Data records
______
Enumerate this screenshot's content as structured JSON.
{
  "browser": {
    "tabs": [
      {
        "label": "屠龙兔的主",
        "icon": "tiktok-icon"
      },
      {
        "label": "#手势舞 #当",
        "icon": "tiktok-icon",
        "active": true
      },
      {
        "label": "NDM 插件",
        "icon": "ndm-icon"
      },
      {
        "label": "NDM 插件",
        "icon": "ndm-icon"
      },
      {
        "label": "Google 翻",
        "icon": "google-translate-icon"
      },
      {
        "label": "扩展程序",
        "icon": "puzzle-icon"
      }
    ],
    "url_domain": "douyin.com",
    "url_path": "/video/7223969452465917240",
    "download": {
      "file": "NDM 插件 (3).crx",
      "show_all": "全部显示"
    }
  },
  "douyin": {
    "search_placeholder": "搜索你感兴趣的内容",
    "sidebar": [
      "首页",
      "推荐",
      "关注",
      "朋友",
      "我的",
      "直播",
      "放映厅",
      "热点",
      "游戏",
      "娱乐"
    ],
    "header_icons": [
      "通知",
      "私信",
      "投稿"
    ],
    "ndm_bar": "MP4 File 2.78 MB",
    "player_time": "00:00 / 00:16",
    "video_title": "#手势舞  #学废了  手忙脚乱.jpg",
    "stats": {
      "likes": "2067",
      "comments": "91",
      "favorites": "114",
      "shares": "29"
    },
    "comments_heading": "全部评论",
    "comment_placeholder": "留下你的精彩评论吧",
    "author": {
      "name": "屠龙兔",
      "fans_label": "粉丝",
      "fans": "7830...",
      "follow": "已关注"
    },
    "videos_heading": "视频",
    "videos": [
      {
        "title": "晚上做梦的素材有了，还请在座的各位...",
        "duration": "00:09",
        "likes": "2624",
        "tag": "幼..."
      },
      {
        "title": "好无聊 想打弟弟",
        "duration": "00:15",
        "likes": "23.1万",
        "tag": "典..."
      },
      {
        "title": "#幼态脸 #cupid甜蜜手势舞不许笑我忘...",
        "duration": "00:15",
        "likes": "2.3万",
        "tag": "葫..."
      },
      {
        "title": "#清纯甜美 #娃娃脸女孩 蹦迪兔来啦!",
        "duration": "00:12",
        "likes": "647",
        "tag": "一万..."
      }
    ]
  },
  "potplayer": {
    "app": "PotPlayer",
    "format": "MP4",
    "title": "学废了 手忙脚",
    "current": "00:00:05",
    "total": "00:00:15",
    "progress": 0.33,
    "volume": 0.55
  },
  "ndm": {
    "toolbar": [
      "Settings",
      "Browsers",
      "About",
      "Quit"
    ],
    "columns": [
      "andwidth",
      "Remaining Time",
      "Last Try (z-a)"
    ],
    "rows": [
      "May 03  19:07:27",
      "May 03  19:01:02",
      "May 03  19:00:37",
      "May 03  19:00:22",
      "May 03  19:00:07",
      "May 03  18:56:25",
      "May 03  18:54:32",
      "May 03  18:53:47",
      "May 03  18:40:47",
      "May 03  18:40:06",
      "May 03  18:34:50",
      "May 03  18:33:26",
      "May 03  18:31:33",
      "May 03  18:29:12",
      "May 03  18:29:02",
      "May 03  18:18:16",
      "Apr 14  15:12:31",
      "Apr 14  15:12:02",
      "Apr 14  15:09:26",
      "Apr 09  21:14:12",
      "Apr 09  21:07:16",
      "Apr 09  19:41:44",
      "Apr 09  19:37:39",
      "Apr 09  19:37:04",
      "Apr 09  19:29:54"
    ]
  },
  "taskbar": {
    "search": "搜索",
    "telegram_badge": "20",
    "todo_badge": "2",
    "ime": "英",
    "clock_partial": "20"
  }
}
______
EXERCISE INSTRUCTIONS
Write out every record shown above, word for word.

PROBLEM SOLUTION
Enumerate this screenshot's content as structured JSON.
{
  "browser": {
    "tabs": [
      {
        "label": "屠龙兔的主",
        "icon": "tiktok-icon"
      },
      {
        "label": "#手势舞 #当",
        "icon": "tiktok-icon",
        "active": true
      },
      {
        "label": "NDM 插件",
        "icon": "ndm-icon"
      },
      {
        "label": "NDM 插件",
        "icon": "ndm-icon"
      },
      {
        "label": "Google 翻",
        "icon": "google-translate-icon"
      },
      {
        "label": "扩展程序",
        "icon": "puzzle-icon"
      }
    ],
    "url_domain": "douyin.com",
    "url_path": "/video/7223969452465917240",
    "download": {
      "file": "NDM 插件 (3).crx",
      "show_all": "全部显示"
    }
  },
  "douyin": {
    "search_placeholder": "搜索你感兴趣的内容",
    "sidebar": [
      "首页",
      "推荐",
      "关注",
      "朋友",
      "我的",
      "直播",
      "放映厅",
      "热点",
      "游戏",
      "娱乐"
    ],
    "header_icons": [
      "通知",
      "私信",
      "投稿"
    ],
    "ndm_bar": "MP4 File 2.78 MB",
    "player_time": "00:00 / 00:16",
    "video_title": "#手势舞  #学废了  手忙脚乱.jpg",
    "stats": {
      "likes": "2067",
      "comments": "91",
      "favorites": "114",
      "shares": "29"
    },
    "comments_heading": "全部评论",
    "comment_placeholder": "留下你的精彩评论吧",
    "author": {
      "name": "屠龙兔",
      "fans_label": "粉丝",
      "fans": "7830...",
      "follow": "已关注"
    },
    "videos_heading": "视频",
    "videos": [
      {
        "title": "晚上做梦的素材有了，还请在座的各位...",
        "duration": "00:09",
        "likes": "2624",
        "tag": "幼..."
      },
      {
        "title": "好无聊 想打弟弟",
        "duration": "00:15",
        "likes": "23.1万",
        "tag": "典..."
      },
      {
        "title": "#幼态脸 #cupid甜蜜手势舞不许笑我忘...",
        "duration": "00:15",
        "likes": "2.3万",
        "tag": "葫..."
      },
      {
        "title": "#清纯甜美 #娃娃脸女孩 蹦迪兔来啦!",
        "duration": "00:12",
        "likes": "647",
        "tag": "一万..."
      }
    ]
  },
  "potplayer": {
    "app": "PotPlayer",
    "format": "MP4",
    "title": "学废了 手忙脚",
    "current": "00:00:05",
    "total": "00:00:15",
    "progress": 0.33,
    "volume": 0.55
  },
  "ndm": {
    "toolbar": [
      "Settings",
      "Browsers",
      "About",
      "Quit"
    ],
    "columns": [
      "andwidth",
      "Remaining Time",
      "Last Try (z-a)"
    ],
    "rows": [
      "May 03  19:07:27",
      "May 03  19:01:02",
      "May 03  19:00:37",
      "May 03  19:00:22",
      "May 03  19:00:07",
      "May 03  18:56:25",
      "May 03  18:54:32",
      "May 03  18:53:47",
      "May 03  18:40:47",
      "May 03  18:40:06",
      "May 03  18:34:50",
      "May 03  18:33:26",
      "May 03  18:31:33",
      "May 03  18:29:12",
      "May 03  18:29:02",
      "May 03  18:18:16",
      "Apr 14  15:12:31",
      "Apr 14  15:12:02",
      "Apr 14  15:09:26",
      "Apr 09  21:14:12",
      "Apr 09  21:07:16",
      "Apr 09  19:41:44",
      "Apr 09  19:37:39",
      "Apr 09  19:37:04",
      "Apr 09  19:29:54"
    ]
  },
  "taskbar": {
    "search": "搜索",
    "telegram_badge": "20",
    "todo_badge": "2",
    "ime": "英",
    "clock_partial": "20"
  }
}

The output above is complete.